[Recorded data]
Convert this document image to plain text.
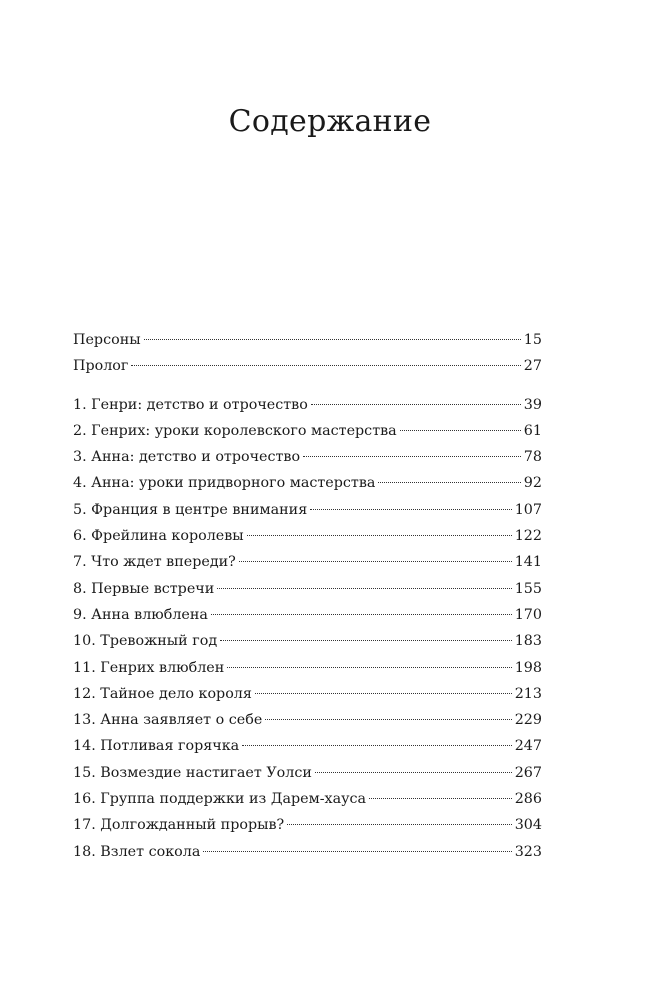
Содержание
Персоны	15
Пролог	27
1. Генри: детство и отрочество	39
2. Генрих: уроки королевского мастерства	61
3. Анна: детство и отрочество	78
4. Анна: уроки придворного мастерства	92
5. Франция в центре внимания	107
6. Фрейлина королевы	122
7. Что ждет впереди?	141
8. Первые встречи	155
9. Анна влюблена	170
10. Тревожный год	183
11. Генрих влюблен	198
12. Тайное дело короля	213
13. Анна заявляет о себе	229
14. Потливая горячка	247
15. Возмездие настигает Уолси	267
16. Группа поддержки из Дарем-хауса	286
17. Долгожданный прорыв?	304
18. Взлет сокола	323
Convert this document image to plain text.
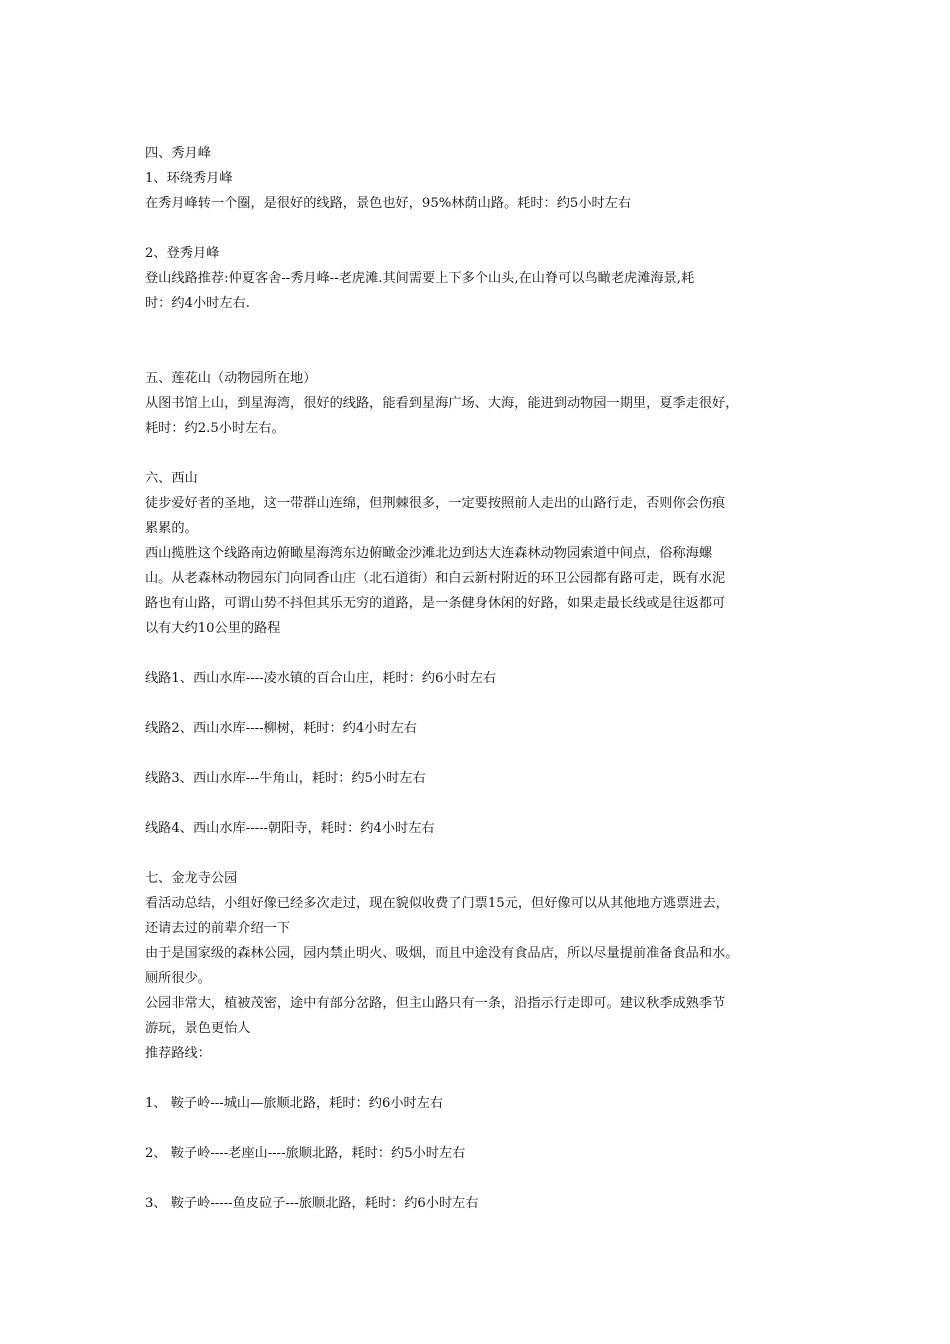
四、秀月峰
1、环绕秀月峰
在秀月峰转一个圈，是很好的线路，景色也好，95%林荫山路。耗时：约5小时左右
2、登秀月峰
登山线路推荐:仲夏客舍--秀月峰--老虎滩.其间需要上下多个山头,在山脊可以鸟瞰老虎滩海景,耗
时：约4小时左右.
五、莲花山（动物园所在地）
从图书馆上山，到星海湾，很好的线路，能看到星海广场、大海，能进到动物园一期里，夏季走很好，
耗时：约2.5小时左右。
六、西山
徒步爱好者的圣地，这一带群山连绵，但荆棘很多，一定要按照前人走出的山路行走，否则你会伤痕
累累的。
西山揽胜这个线路南边俯瞰星海湾东边俯瞰金沙滩北边到达大连森林动物园索道中间点，俗称海螺
山。从老森林动物园东门向同香山庄（北石道街）和白云新村附近的环卫公园都有路可走，既有水泥
路也有山路，可谓山势不抖但其乐无穷的道路，是一条健身休闲的好路，如果走最长线或是往返都可
以有大约10公里的路程
线路1、西山水库----凌水镇的百合山庄，耗时：约6小时左右
线路2、西山水库----柳树，耗时：约4小时左右
线路3、西山水库---牛角山，耗时：约5小时左右
线路4、西山水库-----朝阳寺，耗时：约4小时左右
七、金龙寺公园
看活动总结，小组好像已经多次走过，现在貌似收费了门票15元，但好像可以从其他地方逃票进去，
还请去过的前辈介绍一下
由于是国家级的森林公园，园内禁止明火、吸烟，而且中途没有食品店，所以尽量提前准备食品和水。
厕所很少。
公园非常大，植被茂密，途中有部分岔路，但主山路只有一条，沿指示行走即可。建议秋季成熟季节
游玩，景色更怡人
推荐路线：
1、 鞍子岭---城山—旅顺北路，耗时：约6小时左右
2、 鞍子岭----老座山----旅顺北路，耗时：约5小时左右
3、 鞍子岭-----鱼皮砬子---旅顺北路，耗时：约6小时左右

WRITTEN TASK:
Reproduce each line exactly, please, except for any pictures.

EXERCISE OUTPUT:
Convert this document image to plain text.
Содержание
Персоны	15
Пролог	27
1. Генри: детство и отрочество	39
2. Генрих: уроки королевского мастерства	61
3. Анна: детство и отрочество	78
4. Анна: уроки придворного мастерства	92
5. Франция в центре внимания	107
6. Фрейлина королевы	122
7. Что ждет впереди?	141
8. Первые встречи	155
9. Анна влюблена	170
10. Тревожный год	183
11. Генрих влюблен	198
12. Тайное дело короля	213
13. Анна заявляет о себе	229
14. Потливая горячка	247
15. Возмездие настигает Уолси	267
16. Группа поддержки из Дарем-хауса	286
17. Долгожданный прорыв?	304
18. Взлет сокола	323
Convert this document image to plain text.
四、秀月峰
1、环绕秀月峰
在秀月峰转一个圈，是很好的线路，景色也好，95%林荫山路。耗时：约5小时左右
2、登秀月峰
登山线路推荐:仲夏客舍--秀月峰--老虎滩.其间需要上下多个山头,在山脊可以鸟瞰老虎滩海景,耗
时：约4小时左右.
五、莲花山（动物园所在地）
从图书馆上山，到星海湾，很好的线路，能看到星海广场、大海，能进到动物园一期里，夏季走很好，
耗时：约2.5小时左右。
六、西山
徒步爱好者的圣地，这一带群山连绵，但荆棘很多，一定要按照前人走出的山路行走，否则你会伤痕
累累的。
西山揽胜这个线路南边俯瞰星海湾东边俯瞰金沙滩北边到达大连森林动物园索道中间点，俗称海螺
山。从老森林动物园东门向同香山庄（北石道街）和白云新村附近的环卫公园都有路可走，既有水泥
路也有山路，可谓山势不抖但其乐无穷的道路，是一条健身休闲的好路，如果走最长线或是往返都可
以有大约10公里的路程
线路1、西山水库----凌水镇的百合山庄，耗时：约6小时左右
线路2、西山水库----柳树，耗时：约4小时左右
线路3、西山水库---牛角山，耗时：约5小时左右
线路4、西山水库-----朝阳寺，耗时：约4小时左右
七、金龙寺公园
看活动总结，小组好像已经多次走过，现在貌似收费了门票15元，但好像可以从其他地方逃票进去，
还请去过的前辈介绍一下
由于是国家级的森林公园，园内禁止明火、吸烟，而且中途没有食品店，所以尽量提前准备食品和水。
厕所很少。
公园非常大，植被茂密，途中有部分岔路，但主山路只有一条，沿指示行走即可。建议秋季成熟季节
游玩，景色更怡人
推荐路线：
1、 鞍子岭---城山—旅顺北路，耗时：约6小时左右
2、 鞍子岭----老座山----旅顺北路，耗时：约5小时左右
3、 鞍子岭-----鱼皮砬子---旅顺北路，耗时：约6小时左右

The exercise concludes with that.